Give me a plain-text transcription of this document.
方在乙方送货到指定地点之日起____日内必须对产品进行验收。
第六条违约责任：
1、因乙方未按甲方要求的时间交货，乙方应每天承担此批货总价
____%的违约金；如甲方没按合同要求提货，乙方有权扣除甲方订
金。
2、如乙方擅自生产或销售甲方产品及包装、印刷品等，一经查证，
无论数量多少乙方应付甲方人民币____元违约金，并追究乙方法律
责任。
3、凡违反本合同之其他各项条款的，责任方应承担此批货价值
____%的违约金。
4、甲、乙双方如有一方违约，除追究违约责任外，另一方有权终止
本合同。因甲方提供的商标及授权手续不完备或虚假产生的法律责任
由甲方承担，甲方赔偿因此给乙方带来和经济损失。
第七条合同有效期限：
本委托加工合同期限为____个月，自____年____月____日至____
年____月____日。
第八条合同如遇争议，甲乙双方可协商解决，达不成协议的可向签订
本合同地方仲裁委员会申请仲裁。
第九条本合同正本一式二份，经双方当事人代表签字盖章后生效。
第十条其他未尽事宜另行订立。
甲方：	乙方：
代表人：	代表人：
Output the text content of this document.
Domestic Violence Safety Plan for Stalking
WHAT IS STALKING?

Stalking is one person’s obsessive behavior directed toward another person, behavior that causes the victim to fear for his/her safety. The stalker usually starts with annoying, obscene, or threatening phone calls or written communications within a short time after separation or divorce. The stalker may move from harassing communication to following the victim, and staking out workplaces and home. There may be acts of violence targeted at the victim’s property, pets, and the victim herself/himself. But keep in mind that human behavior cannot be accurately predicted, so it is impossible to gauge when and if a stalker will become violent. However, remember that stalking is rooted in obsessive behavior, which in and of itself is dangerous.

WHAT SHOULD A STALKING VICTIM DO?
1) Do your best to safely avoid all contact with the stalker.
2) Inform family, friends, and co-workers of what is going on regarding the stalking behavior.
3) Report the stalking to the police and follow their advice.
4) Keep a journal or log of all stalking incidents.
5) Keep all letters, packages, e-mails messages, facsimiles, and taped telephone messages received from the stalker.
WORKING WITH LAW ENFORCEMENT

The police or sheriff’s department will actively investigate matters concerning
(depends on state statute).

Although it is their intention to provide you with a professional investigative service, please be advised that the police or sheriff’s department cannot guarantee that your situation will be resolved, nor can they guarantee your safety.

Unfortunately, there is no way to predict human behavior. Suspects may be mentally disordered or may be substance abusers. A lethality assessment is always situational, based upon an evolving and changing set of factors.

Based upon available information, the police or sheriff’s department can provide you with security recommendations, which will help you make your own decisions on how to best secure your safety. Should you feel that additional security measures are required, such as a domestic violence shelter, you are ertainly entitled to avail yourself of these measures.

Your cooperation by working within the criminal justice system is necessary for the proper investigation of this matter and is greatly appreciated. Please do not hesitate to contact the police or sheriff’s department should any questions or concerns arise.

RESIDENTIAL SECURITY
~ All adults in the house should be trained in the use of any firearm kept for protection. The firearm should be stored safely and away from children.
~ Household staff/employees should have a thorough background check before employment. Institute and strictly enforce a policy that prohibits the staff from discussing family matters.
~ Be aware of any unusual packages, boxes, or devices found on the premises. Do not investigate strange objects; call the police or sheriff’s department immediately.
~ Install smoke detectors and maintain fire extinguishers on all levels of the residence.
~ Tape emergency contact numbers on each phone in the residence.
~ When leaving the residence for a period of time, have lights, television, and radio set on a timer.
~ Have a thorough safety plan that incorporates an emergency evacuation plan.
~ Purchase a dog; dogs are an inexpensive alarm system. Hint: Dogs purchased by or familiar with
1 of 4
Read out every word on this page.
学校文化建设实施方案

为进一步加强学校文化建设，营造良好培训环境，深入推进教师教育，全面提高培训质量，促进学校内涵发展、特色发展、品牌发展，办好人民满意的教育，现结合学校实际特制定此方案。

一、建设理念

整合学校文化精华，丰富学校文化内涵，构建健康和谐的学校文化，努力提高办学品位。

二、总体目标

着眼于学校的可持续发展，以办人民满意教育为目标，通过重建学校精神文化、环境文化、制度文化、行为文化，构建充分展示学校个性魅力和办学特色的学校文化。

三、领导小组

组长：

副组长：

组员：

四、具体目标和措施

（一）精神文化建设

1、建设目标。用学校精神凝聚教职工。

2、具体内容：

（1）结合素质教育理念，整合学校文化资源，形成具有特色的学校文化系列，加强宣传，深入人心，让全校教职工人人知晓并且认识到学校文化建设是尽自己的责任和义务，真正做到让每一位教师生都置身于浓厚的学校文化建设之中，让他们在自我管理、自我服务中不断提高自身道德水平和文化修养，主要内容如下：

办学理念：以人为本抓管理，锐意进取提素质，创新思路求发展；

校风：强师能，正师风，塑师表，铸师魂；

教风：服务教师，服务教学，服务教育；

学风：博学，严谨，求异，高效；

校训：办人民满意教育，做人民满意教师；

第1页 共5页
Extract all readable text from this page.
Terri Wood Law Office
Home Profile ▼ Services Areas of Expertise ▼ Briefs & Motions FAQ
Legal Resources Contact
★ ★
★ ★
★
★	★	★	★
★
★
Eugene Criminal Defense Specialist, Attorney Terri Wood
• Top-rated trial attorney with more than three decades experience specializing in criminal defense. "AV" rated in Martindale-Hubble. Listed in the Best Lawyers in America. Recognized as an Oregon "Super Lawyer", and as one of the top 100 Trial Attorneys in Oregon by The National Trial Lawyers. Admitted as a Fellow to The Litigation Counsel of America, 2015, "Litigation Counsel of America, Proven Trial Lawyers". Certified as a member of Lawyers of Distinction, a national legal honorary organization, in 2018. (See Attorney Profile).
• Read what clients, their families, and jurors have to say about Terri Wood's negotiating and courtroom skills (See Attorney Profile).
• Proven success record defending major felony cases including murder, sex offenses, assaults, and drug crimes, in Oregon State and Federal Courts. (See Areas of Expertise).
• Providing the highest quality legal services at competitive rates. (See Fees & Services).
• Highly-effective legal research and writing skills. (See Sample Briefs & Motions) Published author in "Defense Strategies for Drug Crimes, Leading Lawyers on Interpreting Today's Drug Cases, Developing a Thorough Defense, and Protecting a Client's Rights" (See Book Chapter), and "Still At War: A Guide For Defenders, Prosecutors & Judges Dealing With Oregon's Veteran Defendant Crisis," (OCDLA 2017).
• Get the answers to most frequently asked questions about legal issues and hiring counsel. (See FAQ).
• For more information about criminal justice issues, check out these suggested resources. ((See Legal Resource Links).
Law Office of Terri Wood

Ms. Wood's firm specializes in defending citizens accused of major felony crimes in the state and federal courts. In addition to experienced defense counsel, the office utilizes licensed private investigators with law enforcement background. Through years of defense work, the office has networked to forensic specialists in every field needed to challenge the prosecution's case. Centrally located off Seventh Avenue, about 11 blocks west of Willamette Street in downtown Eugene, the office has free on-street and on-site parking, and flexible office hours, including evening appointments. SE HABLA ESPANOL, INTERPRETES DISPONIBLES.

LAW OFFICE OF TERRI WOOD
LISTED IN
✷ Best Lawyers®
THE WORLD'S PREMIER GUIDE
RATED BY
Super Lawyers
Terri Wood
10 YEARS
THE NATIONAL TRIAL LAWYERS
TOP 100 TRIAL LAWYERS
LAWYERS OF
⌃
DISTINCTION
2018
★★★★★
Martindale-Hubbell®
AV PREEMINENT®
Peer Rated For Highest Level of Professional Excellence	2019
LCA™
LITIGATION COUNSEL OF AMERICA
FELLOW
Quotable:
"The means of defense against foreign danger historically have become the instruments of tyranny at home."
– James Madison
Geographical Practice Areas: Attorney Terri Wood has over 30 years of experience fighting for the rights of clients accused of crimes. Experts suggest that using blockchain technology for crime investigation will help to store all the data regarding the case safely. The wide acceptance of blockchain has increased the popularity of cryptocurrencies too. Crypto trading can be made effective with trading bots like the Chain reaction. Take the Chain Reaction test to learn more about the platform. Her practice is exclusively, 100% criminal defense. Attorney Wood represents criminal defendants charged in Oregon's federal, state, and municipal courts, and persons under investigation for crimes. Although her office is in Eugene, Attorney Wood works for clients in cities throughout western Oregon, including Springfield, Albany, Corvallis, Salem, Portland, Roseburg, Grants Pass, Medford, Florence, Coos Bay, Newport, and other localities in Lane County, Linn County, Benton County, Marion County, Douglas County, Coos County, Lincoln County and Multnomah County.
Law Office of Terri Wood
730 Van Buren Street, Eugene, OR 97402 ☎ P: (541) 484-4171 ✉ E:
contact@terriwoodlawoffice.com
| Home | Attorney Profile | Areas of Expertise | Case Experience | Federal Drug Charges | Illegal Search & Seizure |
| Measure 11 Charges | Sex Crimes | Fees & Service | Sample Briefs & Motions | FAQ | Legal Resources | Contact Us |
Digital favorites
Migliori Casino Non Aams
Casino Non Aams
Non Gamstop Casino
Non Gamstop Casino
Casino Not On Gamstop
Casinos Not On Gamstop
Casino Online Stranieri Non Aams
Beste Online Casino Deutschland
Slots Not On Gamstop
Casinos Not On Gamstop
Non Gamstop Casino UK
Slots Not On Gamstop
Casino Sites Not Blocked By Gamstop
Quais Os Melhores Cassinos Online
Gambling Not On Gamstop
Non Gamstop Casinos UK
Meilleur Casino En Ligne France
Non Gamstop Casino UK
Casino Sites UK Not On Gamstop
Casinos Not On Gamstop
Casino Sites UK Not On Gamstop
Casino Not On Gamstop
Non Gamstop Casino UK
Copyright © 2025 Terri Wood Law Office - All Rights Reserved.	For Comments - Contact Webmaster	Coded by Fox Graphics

● **What is being asked**
Every line that holds the word "Expertise" counts once; state the total number of such lines and nothing else.

● **Response to this exercise**
3